## Objective
Write out the listing in full, matching it word for word.

## Material for this task
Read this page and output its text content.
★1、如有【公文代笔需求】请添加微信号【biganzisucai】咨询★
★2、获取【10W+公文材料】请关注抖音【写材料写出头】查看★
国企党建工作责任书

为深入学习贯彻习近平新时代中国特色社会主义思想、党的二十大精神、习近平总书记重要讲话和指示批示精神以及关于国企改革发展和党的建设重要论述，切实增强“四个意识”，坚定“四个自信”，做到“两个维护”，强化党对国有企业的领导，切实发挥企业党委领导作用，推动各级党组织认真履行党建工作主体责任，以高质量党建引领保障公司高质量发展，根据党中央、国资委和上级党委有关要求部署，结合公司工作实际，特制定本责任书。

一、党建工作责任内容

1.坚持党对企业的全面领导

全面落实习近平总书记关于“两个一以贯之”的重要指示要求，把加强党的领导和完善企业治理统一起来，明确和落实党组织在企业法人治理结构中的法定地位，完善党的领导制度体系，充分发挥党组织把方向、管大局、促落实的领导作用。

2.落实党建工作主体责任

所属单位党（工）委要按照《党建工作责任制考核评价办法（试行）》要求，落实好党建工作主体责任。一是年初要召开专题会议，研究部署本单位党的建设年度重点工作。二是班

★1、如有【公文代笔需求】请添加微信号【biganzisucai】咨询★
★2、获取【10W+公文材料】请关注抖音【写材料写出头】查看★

## Completed task
Read this page and output its text content.
★1、如有【公文代笔需求】请添加微信号【biganzisucai】咨询★
★2、获取【10W+公文材料】请关注抖音【写材料写出头】查看★
国企党建工作责任书

为深入学习贯彻习近平新时代中国特色社会主义思想、党的二十大精神、习近平总书记重要讲话和指示批示精神以及关于国企改革发展和党的建设重要论述，切实增强“四个意识”，坚定“四个自信”，做到“两个维护”，强化党对国有企业的领导，切实发挥企业党委领导作用，推动各级党组织认真履行党建工作主体责任，以高质量党建引领保障公司高质量发展，根据党中央、国资委和上级党委有关要求部署，结合公司工作实际，特制定本责任书。

一、党建工作责任内容

1.坚持党对企业的全面领导

全面落实习近平总书记关于“两个一以贯之”的重要指示要求，把加强党的领导和完善企业治理统一起来，明确和落实党组织在企业法人治理结构中的法定地位，完善党的领导制度体系，充分发挥党组织把方向、管大局、促落实的领导作用。

2.落实党建工作主体责任

所属单位党（工）委要按照《党建工作责任制考核评价办法（试行）》要求，落实好党建工作主体责任。一是年初要召开专题会议，研究部署本单位党的建设年度重点工作。二是班

★1、如有【公文代笔需求】请添加微信号【biganzisucai】咨询★
★2、获取【10W+公文材料】请关注抖音【写材料写出头】查看★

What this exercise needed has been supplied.